Problem statement
Reproduce the records below in full and exactly, without their images.
begin
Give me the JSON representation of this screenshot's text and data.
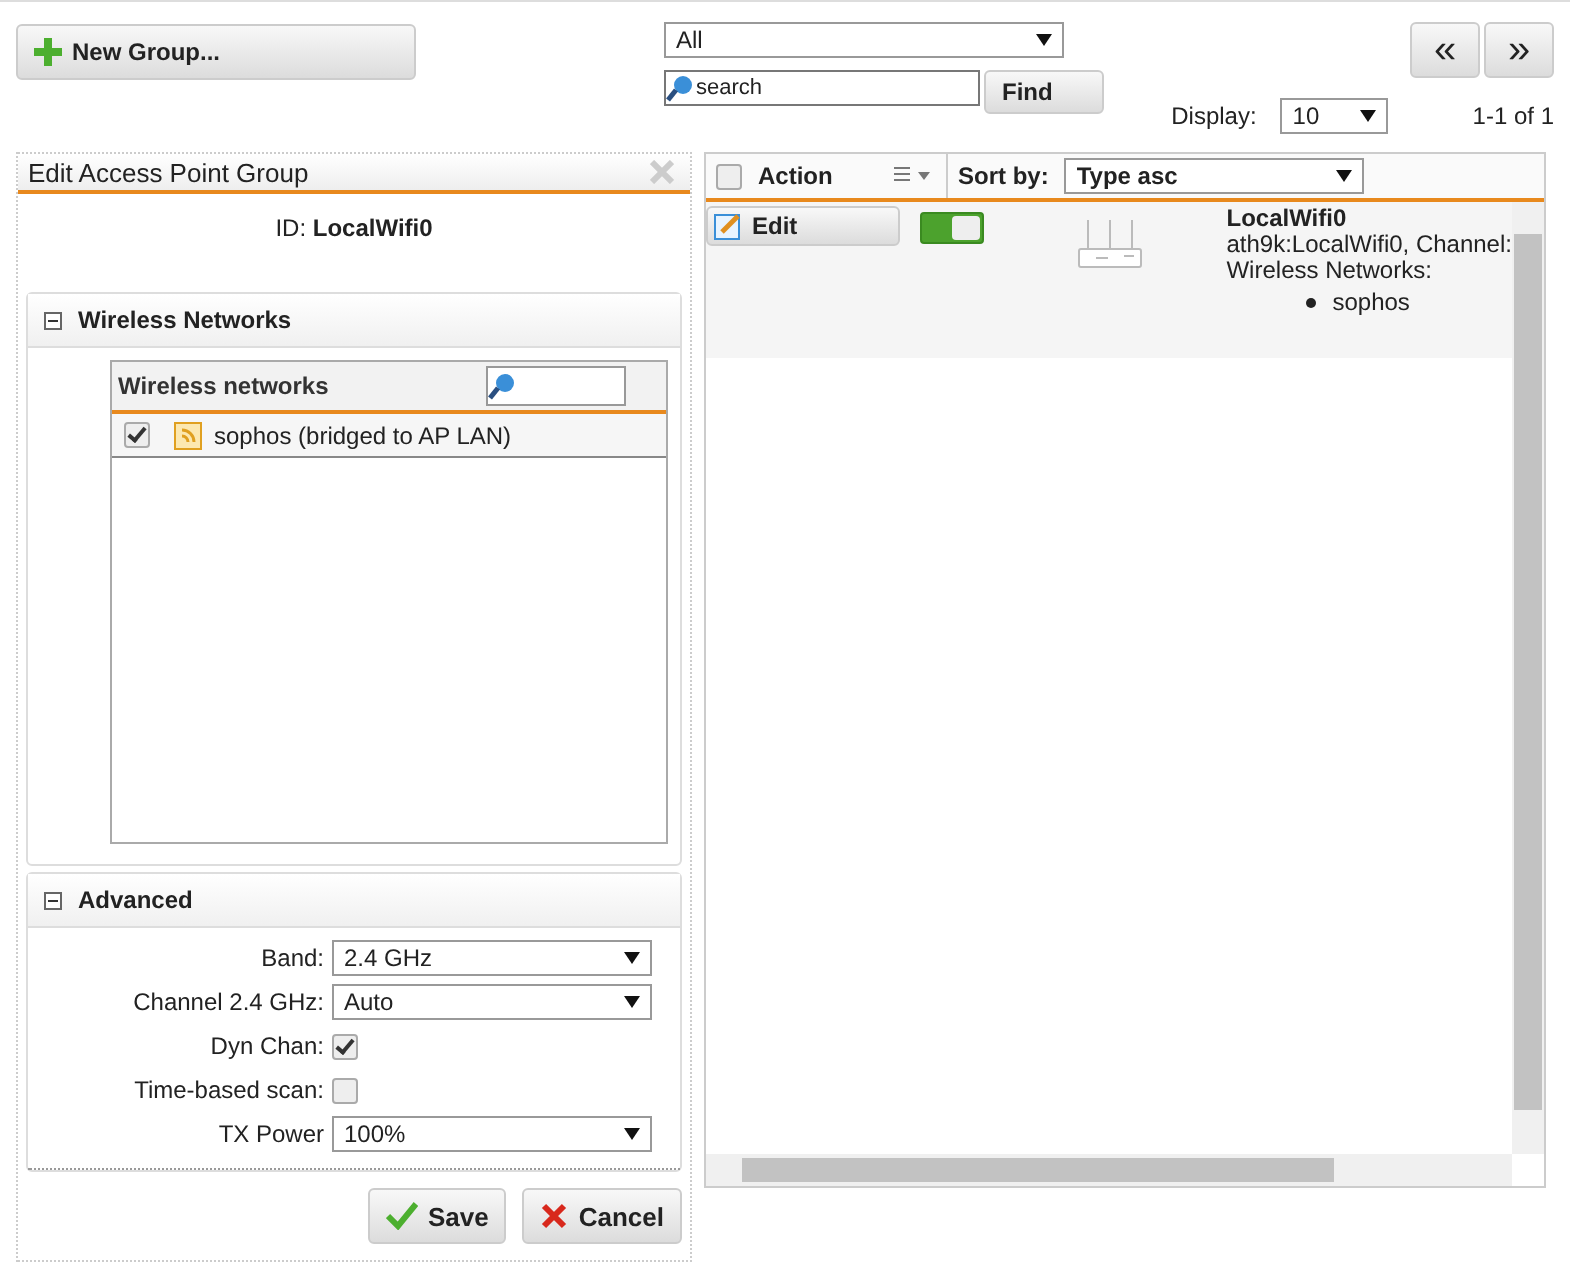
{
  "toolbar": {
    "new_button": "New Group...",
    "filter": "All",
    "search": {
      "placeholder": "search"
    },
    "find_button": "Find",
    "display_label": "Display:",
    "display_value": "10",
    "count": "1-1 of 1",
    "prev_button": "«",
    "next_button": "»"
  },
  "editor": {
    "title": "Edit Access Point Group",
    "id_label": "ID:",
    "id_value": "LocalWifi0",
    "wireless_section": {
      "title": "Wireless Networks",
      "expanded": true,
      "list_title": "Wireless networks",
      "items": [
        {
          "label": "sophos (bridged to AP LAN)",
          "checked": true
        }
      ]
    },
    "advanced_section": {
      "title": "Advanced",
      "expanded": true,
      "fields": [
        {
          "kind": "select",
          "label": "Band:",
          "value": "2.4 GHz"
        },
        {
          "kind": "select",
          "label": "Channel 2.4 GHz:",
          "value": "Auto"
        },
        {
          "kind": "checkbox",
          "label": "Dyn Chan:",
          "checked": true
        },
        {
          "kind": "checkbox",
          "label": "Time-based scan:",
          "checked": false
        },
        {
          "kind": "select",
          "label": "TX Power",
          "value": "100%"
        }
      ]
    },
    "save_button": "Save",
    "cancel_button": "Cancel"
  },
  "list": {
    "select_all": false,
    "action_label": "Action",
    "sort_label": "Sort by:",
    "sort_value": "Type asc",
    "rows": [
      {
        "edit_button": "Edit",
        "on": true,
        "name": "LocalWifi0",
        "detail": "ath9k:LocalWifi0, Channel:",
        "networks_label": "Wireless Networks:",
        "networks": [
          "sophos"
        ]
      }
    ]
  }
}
end
Task answer
Give me the JSON representation of this screenshot's text and data.
{
  "toolbar": {
    "new_button": "New Group...",
    "filter": "All",
    "search": {
      "placeholder": "search"
    },
    "find_button": "Find",
    "display_label": "Display:",
    "display_value": "10",
    "count": "1-1 of 1",
    "prev_button": "«",
    "next_button": "»"
  },
  "editor": {
    "title": "Edit Access Point Group",
    "id_label": "ID:",
    "id_value": "LocalWifi0",
    "wireless_section": {
      "title": "Wireless Networks",
      "expanded": true,
      "list_title": "Wireless networks",
      "items": [
        {
          "label": "sophos (bridged to AP LAN)",
          "checked": true
        }
      ]
    },
    "advanced_section": {
      "title": "Advanced",
      "expanded": true,
      "fields": [
        {
          "kind": "select",
          "label": "Band:",
          "value": "2.4 GHz"
        },
        {
          "kind": "select",
          "label": "Channel 2.4 GHz:",
          "value": "Auto"
        },
        {
          "kind": "checkbox",
          "label": "Dyn Chan:",
          "checked": true
        },
        {
          "kind": "checkbox",
          "label": "Time-based scan:",
          "checked": false
        },
        {
          "kind": "select",
          "label": "TX Power",
          "value": "100%"
        }
      ]
    },
    "save_button": "Save",
    "cancel_button": "Cancel"
  },
  "list": {
    "select_all": false,
    "action_label": "Action",
    "sort_label": "Sort by:",
    "sort_value": "Type asc",
    "rows": [
      {
        "edit_button": "Edit",
        "on": true,
        "name": "LocalWifi0",
        "detail": "ath9k:LocalWifi0, Channel:",
        "networks_label": "Wireless Networks:",
        "networks": [
          "sophos"
        ]
      }
    ]
  }
}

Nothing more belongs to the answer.